WORK TO BE COMPLETED
Apart from the pictures, reproduce the data below exactly as it stands.
================================
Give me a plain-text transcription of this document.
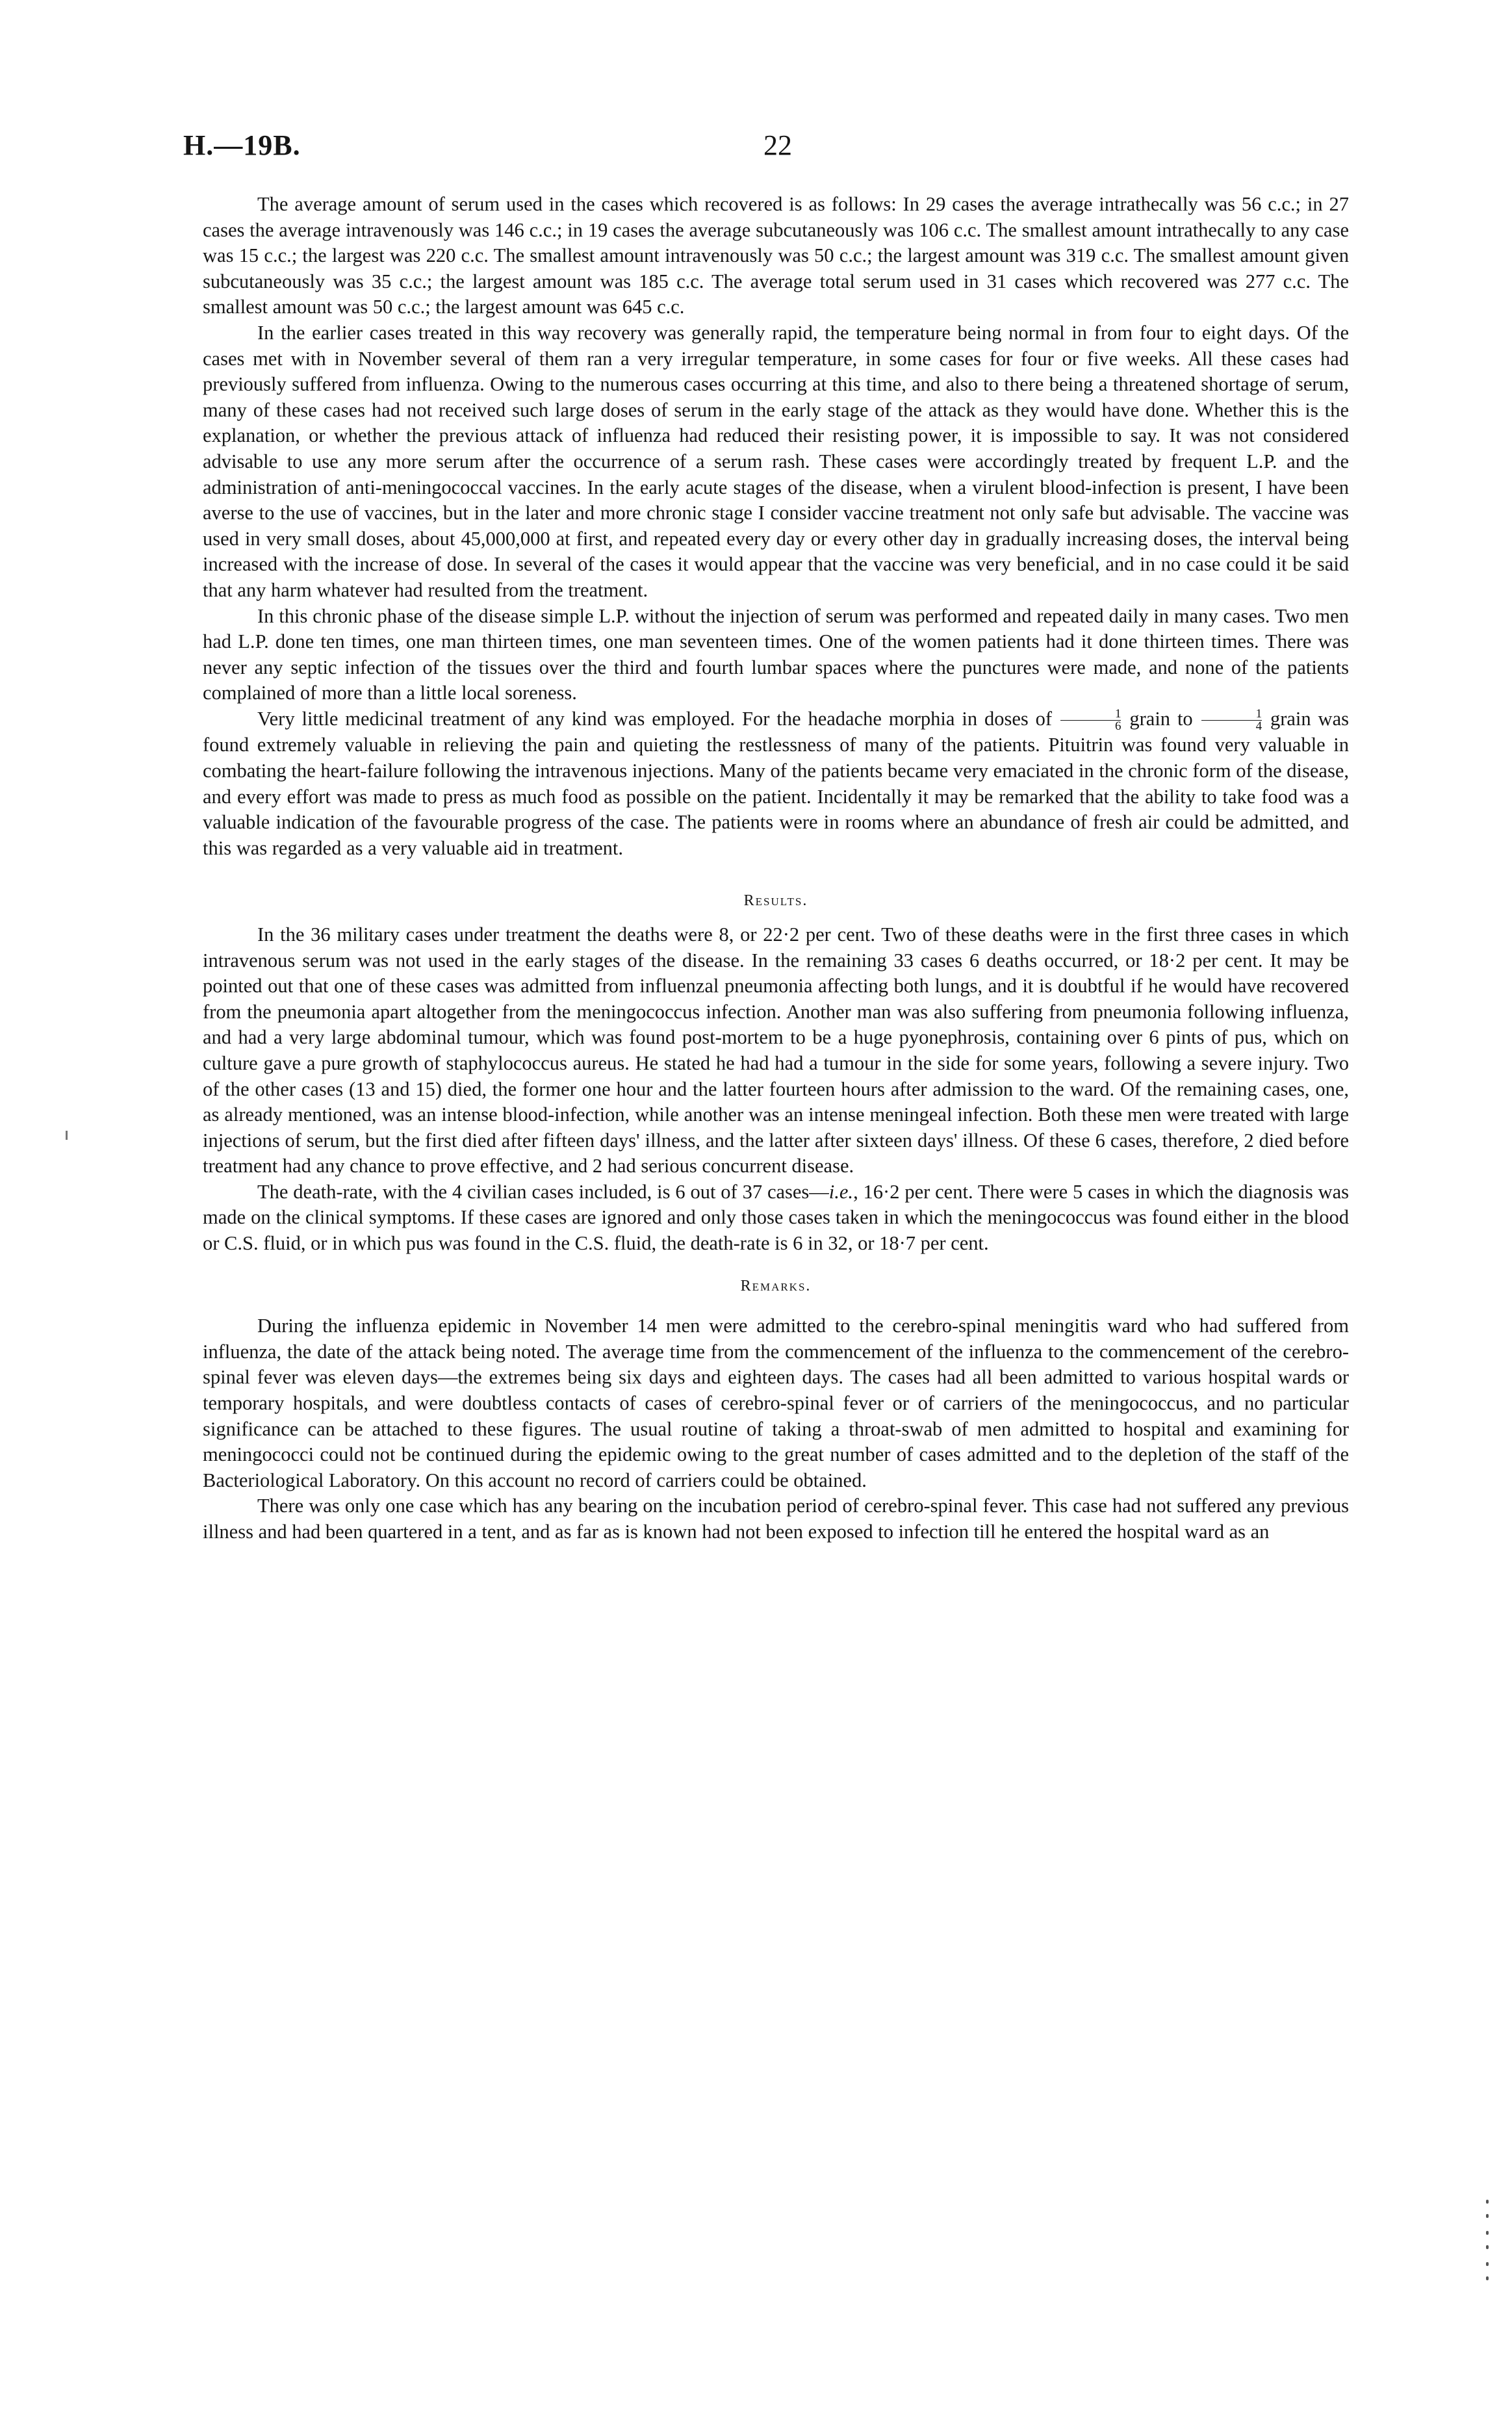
H.—19B.	22

The average amount of serum used in the cases which recovered is as follows: In 29 cases the average intrathecally was 56 c.c.; in 27 cases the average intravenously was 146 c.c.; in 19 cases the average subcutaneously was 106 c.c. The smallest amount intrathecally to any case was 15 c.c.; the largest was 220 c.c. The smallest amount intravenously was 50 c.c.; the largest amount was 319 c.c. The smallest amount given subcutaneously was 35 c.c.; the largest amount was 185 c.c. The average total serum used in 31 cases which recovered was 277 c.c. The smallest amount was 50 c.c.; the largest amount was 645 c.c.

In the earlier cases treated in this way recovery was generally rapid, the temperature being normal in from four to eight days. Of the cases met with in November several of them ran a very irregular temperature, in some cases for four or five weeks. All these cases had previously suffered from influenza. Owing to the numerous cases occurring at this time, and also to there being a threatened shortage of serum, many of these cases had not received such large doses of serum in the early stage of the attack as they would have done. Whether this is the explanation, or whether the previous attack of influenza had reduced their resisting power, it is impossible to say. It was not considered advisable to use any more serum after the occurrence of a serum rash. These cases were accordingly treated by frequent L.P. and the administration of anti-meningococcal vaccines. In the early acute stages of the disease, when a virulent blood-infection is present, I have been averse to the use of vaccines, but in the later and more chronic stage I consider vaccine treatment not only safe but advisable. The vaccine was used in very small doses, about 45,000,000 at first, and repeated every day or every other day in gradually increasing doses, the interval being increased with the increase of dose. In several of the cases it would appear that the vaccine was very beneficial, and in no case could it be said that any harm whatever had resulted from the treatment.

In this chronic phase of the disease simple L.P. without the injection of serum was performed and repeated daily in many cases. Two men had L.P. done ten times, one man thirteen times, one man seventeen times. One of the women patients had it done thirteen times. There was never any septic infection of the tissues over the third and fourth lumbar spaces where the punctures were made, and none of the patients complained of more than a little local soreness.

Very little medicinal treatment of any kind was employed. For the headache morphia in doses of $\frac{1}{6}$ grain to $\frac{1}{4}$ grain was found extremely valuable in relieving the pain and quieting the restlessness of many of the patients. Pituitrin was found very valuable in combating the heart-failure following the intravenous injections. Many of the patients became very emaciated in the chronic form of the disease, and every effort was made to press as much food as possible on the patient. Incidentally it may be remarked that the ability to take food was a valuable indication of the favourable progress of the case. The patients were in rooms where an abundance of fresh air could be admitted, and this was regarded as a very valuable aid in treatment.

Results.

In the 36 military cases under treatment the deaths were 8, or 22·2 per cent. Two of these deaths were in the first three cases in which intravenous serum was not used in the early stages of the disease. In the remaining 33 cases 6 deaths occurred, or 18·2 per cent. It may be pointed out that one of these cases was admitted from influenzal pneumonia affecting both lungs, and it is doubtful if he would have recovered from the pneumonia apart altogether from the meningococcus infection. Another man was also suffering from pneumonia following influenza, and had a very large abdominal tumour, which was found post-mortem to be a huge pyonephrosis, containing over 6 pints of pus, which on culture gave a pure growth of staphylococcus aureus. He stated he had had a tumour in the side for some years, following a severe injury. Two of the other cases (13 and 15) died, the former one hour and the latter fourteen hours after admission to the ward. Of the remaining cases, one, as already mentioned, was an intense blood-infection, while another was an intense meningeal infection. Both these men were treated with large injections of serum, but the first died after fifteen days' illness, and the latter after sixteen days' illness. Of these 6 cases, therefore, 2 died before treatment had any chance to prove effective, and 2 had serious concurrent disease.

The death-rate, with the 4 civilian cases included, is 6 out of 37 cases—i.e., 16·2 per cent. There were 5 cases in which the diagnosis was made on the clinical symptoms. If these cases are ignored and only those cases taken in which the meningococcus was found either in the blood or C.S. fluid, or in which pus was found in the C.S. fluid, the death-rate is 6 in 32, or 18·7 per cent.

Remarks.

During the influenza epidemic in November 14 men were admitted to the cerebro-spinal meningitis ward who had suffered from influenza, the date of the attack being noted. The average time from the commencement of the influenza to the commencement of the cerebro-spinal fever was eleven days—the extremes being six days and eighteen days. The cases had all been admitted to various hospital wards or temporary hospitals, and were doubtless contacts of cases of cerebro-spinal fever or of carriers of the meningococcus, and no particular significance can be attached to these figures. The usual routine of taking a throat-swab of men admitted to hospital and examining for meningococci could not be continued during the epidemic owing to the great number of cases admitted and to the depletion of the staff of the Bacteriological Laboratory. On this account no record of carriers could be obtained.

There was only one case which has any bearing on the incubation period of cerebro-spinal fever. This case had not suffered any previous illness and had been quartered in a tent, and as far as is known had not been exposed to infection till he entered the hospital ward as an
================================
RESPONSE
Give me a plain-text transcription of this document.
H.—19B.	22

The average amount of serum used in the cases which recovered is as follows: In 29 cases the average intrathecally was 56 c.c.; in 27 cases the average intravenously was 146 c.c.; in 19 cases the average subcutaneously was 106 c.c. The smallest amount intrathecally to any case was 15 c.c.; the largest was 220 c.c. The smallest amount intravenously was 50 c.c.; the largest amount was 319 c.c. The smallest amount given subcutaneously was 35 c.c.; the largest amount was 185 c.c. The average total serum used in 31 cases which recovered was 277 c.c. The smallest amount was 50 c.c.; the largest amount was 645 c.c.

In the earlier cases treated in this way recovery was generally rapid, the temperature being normal in from four to eight days. Of the cases met with in November several of them ran a very irregular temperature, in some cases for four or five weeks. All these cases had previously suffered from influenza. Owing to the numerous cases occurring at this time, and also to there being a threatened shortage of serum, many of these cases had not received such large doses of serum in the early stage of the attack as they would have done. Whether this is the explanation, or whether the previous attack of influenza had reduced their resisting power, it is impossible to say. It was not considered advisable to use any more serum after the occurrence of a serum rash. These cases were accordingly treated by frequent L.P. and the administration of anti-meningococcal vaccines. In the early acute stages of the disease, when a virulent blood-infection is present, I have been averse to the use of vaccines, but in the later and more chronic stage I consider vaccine treatment not only safe but advisable. The vaccine was used in very small doses, about 45,000,000 at first, and repeated every day or every other day in gradually increasing doses, the interval being increased with the increase of dose. In several of the cases it would appear that the vaccine was very beneficial, and in no case could it be said that any harm whatever had resulted from the treatment.

In this chronic phase of the disease simple L.P. without the injection of serum was performed and repeated daily in many cases. Two men had L.P. done ten times, one man thirteen times, one man seventeen times. One of the women patients had it done thirteen times. There was never any septic infection of the tissues over the third and fourth lumbar spaces where the punctures were made, and none of the patients complained of more than a little local soreness.

Very little medicinal treatment of any kind was employed. For the headache morphia in doses of $\frac{1}{6}$ grain to $\frac{1}{4}$ grain was found extremely valuable in relieving the pain and quieting the restlessness of many of the patients. Pituitrin was found very valuable in combating the heart-failure following the intravenous injections. Many of the patients became very emaciated in the chronic form of the disease, and every effort was made to press as much food as possible on the patient. Incidentally it may be remarked that the ability to take food was a valuable indication of the favourable progress of the case. The patients were in rooms where an abundance of fresh air could be admitted, and this was regarded as a very valuable aid in treatment.

Results.

In the 36 military cases under treatment the deaths were 8, or 22·2 per cent. Two of these deaths were in the first three cases in which intravenous serum was not used in the early stages of the disease. In the remaining 33 cases 6 deaths occurred, or 18·2 per cent. It may be pointed out that one of these cases was admitted from influenzal pneumonia affecting both lungs, and it is doubtful if he would have recovered from the pneumonia apart altogether from the meningococcus infection. Another man was also suffering from pneumonia following influenza, and had a very large abdominal tumour, which was found post-mortem to be a huge pyonephrosis, containing over 6 pints of pus, which on culture gave a pure growth of staphylococcus aureus. He stated he had had a tumour in the side for some years, following a severe injury. Two of the other cases (13 and 15) died, the former one hour and the latter fourteen hours after admission to the ward. Of the remaining cases, one, as already mentioned, was an intense blood-infection, while another was an intense meningeal infection. Both these men were treated with large injections of serum, but the first died after fifteen days' illness, and the latter after sixteen days' illness. Of these 6 cases, therefore, 2 died before treatment had any chance to prove effective, and 2 had serious concurrent disease.

The death-rate, with the 4 civilian cases included, is 6 out of 37 cases—i.e., 16·2 per cent. There were 5 cases in which the diagnosis was made on the clinical symptoms. If these cases are ignored and only those cases taken in which the meningococcus was found either in the blood or C.S. fluid, or in which pus was found in the C.S. fluid, the death-rate is 6 in 32, or 18·7 per cent.

Remarks.

During the influenza epidemic in November 14 men were admitted to the cerebro-spinal meningitis ward who had suffered from influenza, the date of the attack being noted. The average time from the commencement of the influenza to the commencement of the cerebro-spinal fever was eleven days—the extremes being six days and eighteen days. The cases had all been admitted to various hospital wards or temporary hospitals, and were doubtless contacts of cases of cerebro-spinal fever or of carriers of the meningococcus, and no particular significance can be attached to these figures. The usual routine of taking a throat-swab of men admitted to hospital and examining for meningococci could not be continued during the epidemic owing to the great number of cases admitted and to the depletion of the staff of the Bacteriological Laboratory. On this account no record of carriers could be obtained.

There was only one case which has any bearing on the incubation period of cerebro-spinal fever. This case had not suffered any previous illness and had been quartered in a tent, and as far as is known had not been exposed to infection till he entered the hospital ward as an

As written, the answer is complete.